### INSTRUCTIONS FOR THE TASK
Tell how many lines include the string "this". Answer with a single number.

(Collected data)
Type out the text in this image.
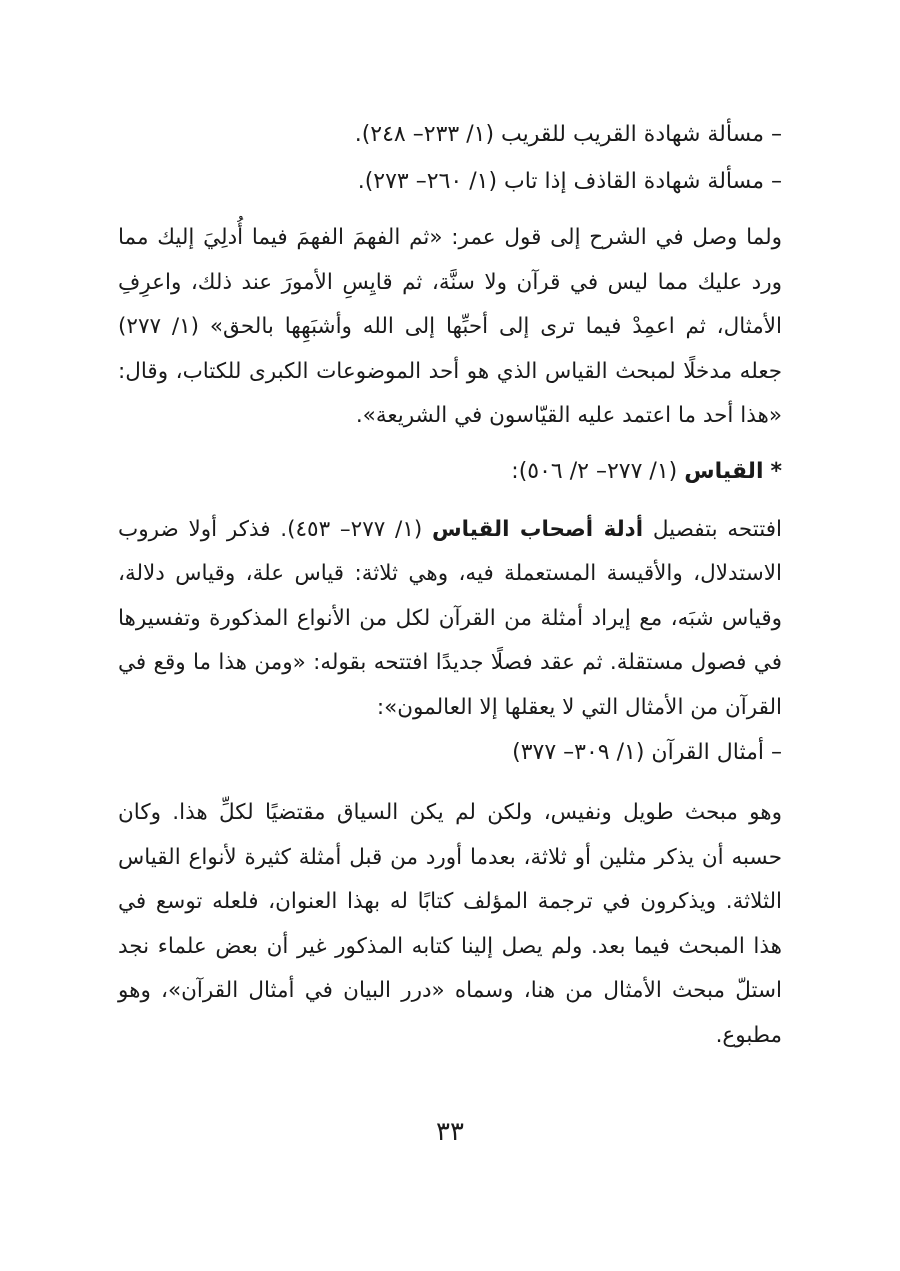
– مسألة شهادة القريب للقريب (١/ ٢٣٣– ٢٤٨).

– مسألة شهادة القاذف إذا تاب (١/ ٢٦٠– ٢٧٣).

ولما وصل في الشرح إلى قول عمر: «ثم الفهمَ الفهمَ فيما أُدلِيَ إليك مما ورد عليك مما ليس في قرآن ولا سنَّة، ثم قايِسِ الأمورَ عند ذلك، واعرِفِ الأمثال، ثم اعمِدْ فيما ترى إلى أحبِّها إلى الله وأشبَهِها بالحق» (١/ ٢٧٧) جعله مدخلًا لمبحث القياس الذي هو أحد الموضوعات الكبرى للكتاب، وقال: «هذا أحد ما اعتمد عليه القيّاسون في الشريعة».

* القياس (١/ ٢٧٧– ٢/ ٥٠٦):

افتتحه بتفصيل أدلة أصحاب القياس (١/ ٢٧٧– ٤٥٣). فذكر أولا ضروب الاستدلال، والأقيسة المستعملة فيه، وهي ثلاثة: قياس علة، وقياس دلالة، وقياس شبَه، مع إيراد أمثلة من القرآن لكل من الأنواع المذكورة وتفسيرها في فصول مستقلة. ثم عقد فصلًا جديدًا افتتحه بقوله: «ومن هذا ما وقع في القرآن من الأمثال التي لا يعقلها إلا العالمون»:

– أمثال القرآن (١/ ٣٠٩– ٣٧٧)

وهو مبحث طويل ونفيس، ولكن لم يكن السياق مقتضيًا لكلِّ هذا. وكان حسبه أن يذكر مثلين أو ثلاثة، بعدما أورد من قبل أمثلة كثيرة لأنواع القياس الثلاثة. ويذكرون في ترجمة المؤلف كتابًا له بهذا العنوان، فلعله توسع في هذا المبحث فيما بعد. ولم يصل إلينا كتابه المذكور غير أن بعض علماء نجد استلّ مبحث الأمثال من هنا، وسماه «درر البيان في أمثال القرآن»، وهو مطبوع.

٣٣
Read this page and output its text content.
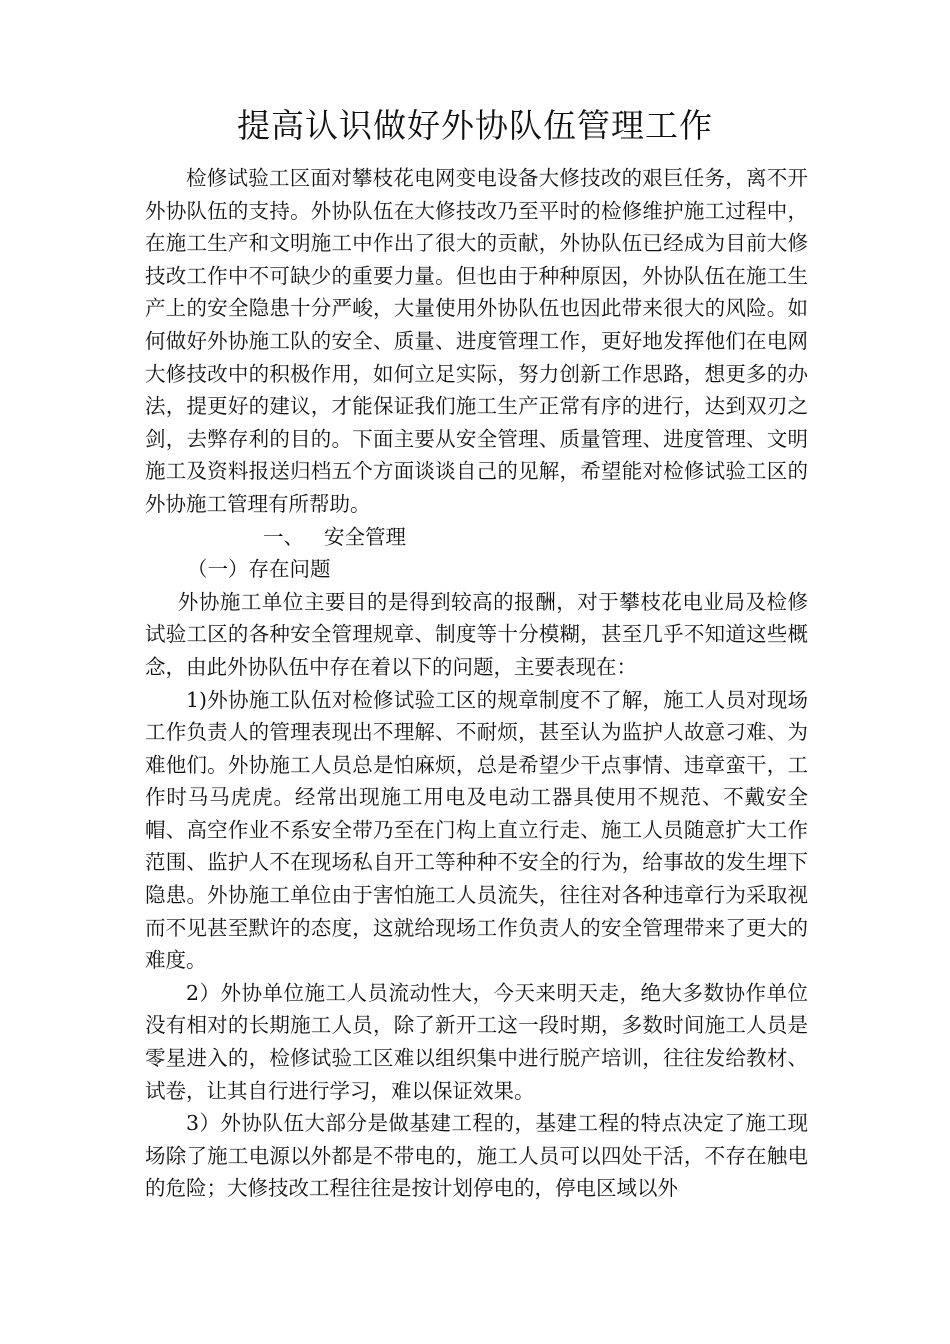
提高认识做好外协队伍管理工作

检修试验工区面对攀枝花电网变电设备大修技改的艰巨任务，离不开外协队伍的支持。外协队伍在大修技改乃至平时的检修维护施工过程中，在施工生产和文明施工中作出了很大的贡献，外协队伍已经成为目前大修技改工作中不可缺少的重要力量。但也由于种种原因，外协队伍在施工生产上的安全隐患十分严峻，大量使用外协队伍也因此带来很大的风险。如何做好外协施工队的安全、质量、进度管理工作，更好地发挥他们在电网大修技改中的积极作用，如何立足实际，努力创新工作思路，想更多的办法，提更好的建议，才能保证我们施工生产正常有序的进行，达到双刃之剑，去弊存利的目的。下面主要从安全管理、质量管理、进度管理、文明施工及资料报送归档五个方面谈谈自己的见解，希望能对检修试验工区的外协施工管理有所帮助。

一、 安全管理

（一）存在问题

外协施工单位主要目的是得到较高的报酬，对于攀枝花电业局及检修试验工区的各种安全管理规章、制度等十分模糊，甚至几乎不知道这些概念，由此外协队伍中存在着以下的问题，主要表现在：

1)外协施工队伍对检修试验工区的规章制度不了解，施工人员对现场工作负责人的管理表现出不理解、不耐烦，甚至认为监护人故意刁难、为难他们。外协施工人员总是怕麻烦，总是希望少干点事情、违章蛮干，工作时马马虎虎。经常出现施工用电及电动工器具使用不规范、不戴安全帽、高空作业不系安全带乃至在门构上直立行走、施工人员随意扩大工作范围、监护人不在现场私自开工等种种不安全的行为，给事故的发生埋下隐患。外协施工单位由于害怕施工人员流失，往往对各种违章行为采取视而不见甚至默许的态度，这就给现场工作负责人的安全管理带来了更大的难度。

2）外协单位施工人员流动性大，今天来明天走，绝大多数协作单位没有相对的长期施工人员，除了新开工这一段时期，多数时间施工人员是零星进入的，检修试验工区难以组织集中进行脱产培训，往往发给教材、试卷，让其自行进行学习，难以保证效果。

3）外协队伍大部分是做基建工程的，基建工程的特点决定了施工现场除了施工电源以外都是不带电的，施工人员可以四处干活，不存在触电的危险；大修技改工程往往是按计划停电的，停电区域以外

### EXERCISE ANSWER
2